■ **Aufgabenliste**
A: Nenne alle Merkmale, durch die sich die Architektur laut dem Text über den Lallgarh-Palast auszeichnet.
B: Beantworte die folgenden Fragen zum Text über den Lallgarh-Palast:
(i) In welchem Jahr bestieg Maharaja Ganga Singh den Thron?
(ii) Aus welchen Materialien wurde der Palast gebaut?
(iii) Wie wird der Palast heute genutzt?
C: Führe den Text über den Lallgarh-Palast nach seinem letzten Satz weiter.

══ Ausgewählter Auszug ══

Heritage Hotel “Lallgarh Palace”

Der Palast, der von der “Royal Family of Bikaner” in Auftrag gegeben wurde, ist ein herausragendes Beispiel für die indo-sarazenische Architektur. Es ist ein beeindruckender Mix aus Rajput-, Mughal- und europäischen Einflüssen.

Bikaner hatte sich im Laufe von vier Jahrhunderten zu einem bedeutenden Staat entwickelt, doch sein bemerkenswertester Herrscher war Maharaja Ganga Singh, der den Thron 1887 im Alter von sieben Jahren bestieg und bis 1943 regierte.

Der Lallgarh-Palast wurde im frühen 20. Jahrhundert als Residenz des Maharadschas Ganga Singh aus rotem Sandstein und Marmor gebaut.

Die Architektur des Palastes zeichnet sich aus durch aufwendige Schnitzereien, filigrane Gitterarbeiten, Bögen und Kuppeln.

Heute wird der Lallgarh Palace als luxuriöses Heritage Hotel genutzt und bietet Gästen die Möglichkeit, sich ein wenig im Glanz der ehemaligen Maharadscha-Dynastien zu sonnen.

═══
══ Datensatz ══

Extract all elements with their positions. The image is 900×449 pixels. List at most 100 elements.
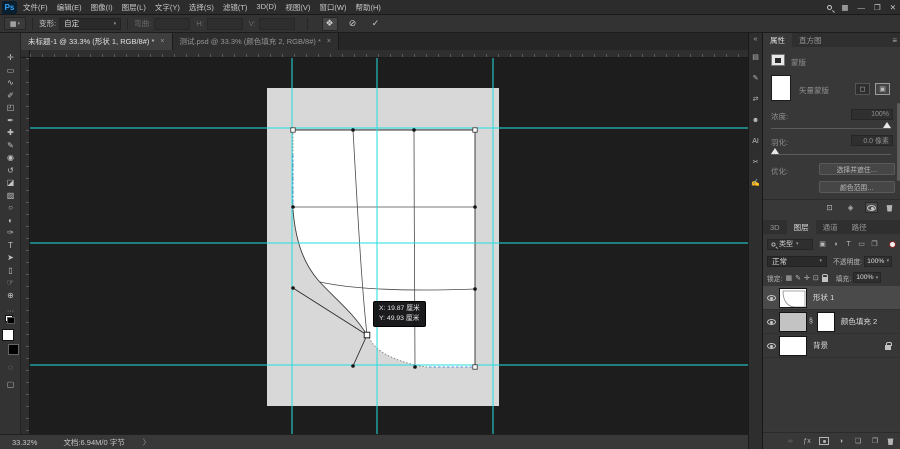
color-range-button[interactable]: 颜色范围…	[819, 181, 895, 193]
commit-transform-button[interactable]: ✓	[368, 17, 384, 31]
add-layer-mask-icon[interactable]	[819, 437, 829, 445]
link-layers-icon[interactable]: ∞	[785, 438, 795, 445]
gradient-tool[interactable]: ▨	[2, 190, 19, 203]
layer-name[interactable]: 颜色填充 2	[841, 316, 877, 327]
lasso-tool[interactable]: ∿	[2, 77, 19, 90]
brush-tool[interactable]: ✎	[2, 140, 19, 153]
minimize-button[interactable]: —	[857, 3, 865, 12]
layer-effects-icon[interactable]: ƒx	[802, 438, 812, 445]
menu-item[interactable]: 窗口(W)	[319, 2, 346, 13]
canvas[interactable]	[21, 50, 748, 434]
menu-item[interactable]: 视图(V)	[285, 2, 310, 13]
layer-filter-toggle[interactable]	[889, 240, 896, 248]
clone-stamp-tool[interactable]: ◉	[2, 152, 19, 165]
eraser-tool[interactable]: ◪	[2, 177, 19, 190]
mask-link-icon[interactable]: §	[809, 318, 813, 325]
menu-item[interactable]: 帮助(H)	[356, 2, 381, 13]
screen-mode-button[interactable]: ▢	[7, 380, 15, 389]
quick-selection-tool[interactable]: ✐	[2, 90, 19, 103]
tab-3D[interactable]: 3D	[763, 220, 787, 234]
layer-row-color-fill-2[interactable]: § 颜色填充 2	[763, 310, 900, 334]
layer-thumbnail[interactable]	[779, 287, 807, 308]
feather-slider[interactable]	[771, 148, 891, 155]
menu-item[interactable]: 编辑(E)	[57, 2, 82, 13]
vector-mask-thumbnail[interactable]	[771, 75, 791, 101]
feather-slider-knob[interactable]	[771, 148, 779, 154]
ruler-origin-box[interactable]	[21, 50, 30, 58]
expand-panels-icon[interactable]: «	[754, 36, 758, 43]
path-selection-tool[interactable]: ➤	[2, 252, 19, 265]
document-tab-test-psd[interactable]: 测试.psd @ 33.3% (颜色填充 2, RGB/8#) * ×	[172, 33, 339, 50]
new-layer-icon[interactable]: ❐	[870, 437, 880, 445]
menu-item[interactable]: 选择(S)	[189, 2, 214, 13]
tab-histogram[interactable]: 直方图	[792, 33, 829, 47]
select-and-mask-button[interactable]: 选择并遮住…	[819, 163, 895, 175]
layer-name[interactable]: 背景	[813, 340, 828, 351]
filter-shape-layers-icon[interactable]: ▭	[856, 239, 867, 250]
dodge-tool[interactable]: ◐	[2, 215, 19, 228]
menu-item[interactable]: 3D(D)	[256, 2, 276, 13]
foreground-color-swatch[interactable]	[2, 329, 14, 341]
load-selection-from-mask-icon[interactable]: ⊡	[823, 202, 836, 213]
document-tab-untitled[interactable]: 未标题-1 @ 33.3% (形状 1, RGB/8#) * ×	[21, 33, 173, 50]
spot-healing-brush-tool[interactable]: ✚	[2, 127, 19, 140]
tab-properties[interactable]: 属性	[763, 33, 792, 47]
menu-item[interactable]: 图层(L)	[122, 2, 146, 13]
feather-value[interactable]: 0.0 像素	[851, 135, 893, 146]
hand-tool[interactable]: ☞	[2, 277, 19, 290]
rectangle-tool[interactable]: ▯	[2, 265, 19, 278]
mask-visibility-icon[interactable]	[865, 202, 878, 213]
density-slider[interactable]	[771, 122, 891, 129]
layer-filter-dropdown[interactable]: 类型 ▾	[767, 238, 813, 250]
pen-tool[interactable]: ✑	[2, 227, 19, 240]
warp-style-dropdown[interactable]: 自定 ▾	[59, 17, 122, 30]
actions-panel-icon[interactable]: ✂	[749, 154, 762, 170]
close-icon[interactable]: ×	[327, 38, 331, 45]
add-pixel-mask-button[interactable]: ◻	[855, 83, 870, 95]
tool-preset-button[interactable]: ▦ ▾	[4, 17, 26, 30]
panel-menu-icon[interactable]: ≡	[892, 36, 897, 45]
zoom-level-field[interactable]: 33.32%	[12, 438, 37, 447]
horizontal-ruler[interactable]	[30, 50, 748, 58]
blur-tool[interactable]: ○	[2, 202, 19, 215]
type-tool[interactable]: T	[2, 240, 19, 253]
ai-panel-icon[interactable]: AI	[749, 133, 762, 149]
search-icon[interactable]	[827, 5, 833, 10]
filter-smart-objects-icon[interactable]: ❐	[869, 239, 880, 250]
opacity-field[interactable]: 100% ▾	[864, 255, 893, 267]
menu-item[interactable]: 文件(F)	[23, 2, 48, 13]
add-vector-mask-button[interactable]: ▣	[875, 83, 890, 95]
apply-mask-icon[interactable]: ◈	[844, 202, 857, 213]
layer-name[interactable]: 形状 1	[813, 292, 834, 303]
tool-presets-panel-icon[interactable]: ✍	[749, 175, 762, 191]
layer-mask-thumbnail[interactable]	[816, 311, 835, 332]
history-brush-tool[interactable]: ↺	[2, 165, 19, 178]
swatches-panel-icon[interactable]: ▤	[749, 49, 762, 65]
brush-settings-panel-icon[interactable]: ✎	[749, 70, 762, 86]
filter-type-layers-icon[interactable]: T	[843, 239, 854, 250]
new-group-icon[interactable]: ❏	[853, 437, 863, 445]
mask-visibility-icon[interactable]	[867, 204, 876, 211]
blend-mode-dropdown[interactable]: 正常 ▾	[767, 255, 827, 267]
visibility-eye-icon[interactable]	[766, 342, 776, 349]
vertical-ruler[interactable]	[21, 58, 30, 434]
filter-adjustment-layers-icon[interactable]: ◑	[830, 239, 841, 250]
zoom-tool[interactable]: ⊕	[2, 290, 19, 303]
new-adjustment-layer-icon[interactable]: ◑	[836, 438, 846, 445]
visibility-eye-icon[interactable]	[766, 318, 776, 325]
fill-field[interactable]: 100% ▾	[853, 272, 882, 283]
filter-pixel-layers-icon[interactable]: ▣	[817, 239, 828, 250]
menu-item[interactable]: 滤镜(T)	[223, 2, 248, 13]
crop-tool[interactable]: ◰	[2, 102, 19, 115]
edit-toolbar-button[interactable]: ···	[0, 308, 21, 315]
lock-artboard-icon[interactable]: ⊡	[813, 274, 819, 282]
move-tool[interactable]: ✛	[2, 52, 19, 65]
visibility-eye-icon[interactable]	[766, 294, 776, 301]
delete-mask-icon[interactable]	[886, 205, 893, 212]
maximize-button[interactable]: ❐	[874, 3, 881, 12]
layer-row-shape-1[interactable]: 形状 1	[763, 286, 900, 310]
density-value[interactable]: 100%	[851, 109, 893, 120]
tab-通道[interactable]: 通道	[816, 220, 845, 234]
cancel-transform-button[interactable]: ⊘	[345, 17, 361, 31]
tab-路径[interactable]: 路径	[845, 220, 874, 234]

═══

■ **Ergebnisse**
A:
- aufwendige Schnitzereien
- filigrane Gitterarbeiten
- Bögen
- Kuppeln

B:
(i) 1887
(ii) Aus rotem Sandstein und Marmor
(iii) Als luxuriöses Heritage Hotel

C:
National Research Centre on Camel


Unser Tipp für alle, die mehr über die Tiere des Landes lernen wollen. Besuchen Sie das staatliche „National Research Centre on Camel“ (NRCC). Hier werden Kamele bzw. Dromedare gezüchtet und ihre Eigenheiten erforscht.

Im Schnitt befinden sich rund 360 Tiere auf dem Areal. Die Tiere werden geschlechtermäßig getrennt, wobei nur relativ wenige Hengste gehalten werden. Insgesamt werden 4 verschiedene Rassen gezüchtet, von denen die Bikaneri (Lasttiere) mit ihrer dunklen Farbe und der starken Behaarung am meisten auffallen.

Außer den universell einsetzbaren Dromedaren werden hier auch Renndromedare sowie Kamele für den Einsatz in der Indischen Armee gezüchtet. Wir empfehlen einen Besuch des NRCC am späten Nachmittag.  Denn meist bekommt man die Herde erst bei Sonnenuntergang zu sehen, wenn die Tiere nach einem langen Tag in der Wüste Thar heimkehren.


Exkursion zum “Rattentempel” in Deshnoke

Der ca. 600 Jahre alte Karni Mata Tempel, auch bekannt als “Rattentempel”, ist ein einmaliger hinduistischer Tempel in Deshnoke, etwa 30 Kilometer südlich von Bikaner.

Er ist aus cremefarbenen Marmor im traditionellen Rajput-Stil erbaut worden. Besonders schön finden wir die Torbögen am Eingang…,

… die mit Schnitzereien aus wertvollem weißen Marmor belegt sind.

Und natürlich findet man überall auch Darstellungen der heiligen Ratten.


Ratten als Glücksbringer

Im Karni Mata Rattentempel, der der hinduistischen Göttin Karni Mata gewidmet ist, gelten die Tempelratten als heilig – allerdings nur die Tiere innerhalb der Mauern.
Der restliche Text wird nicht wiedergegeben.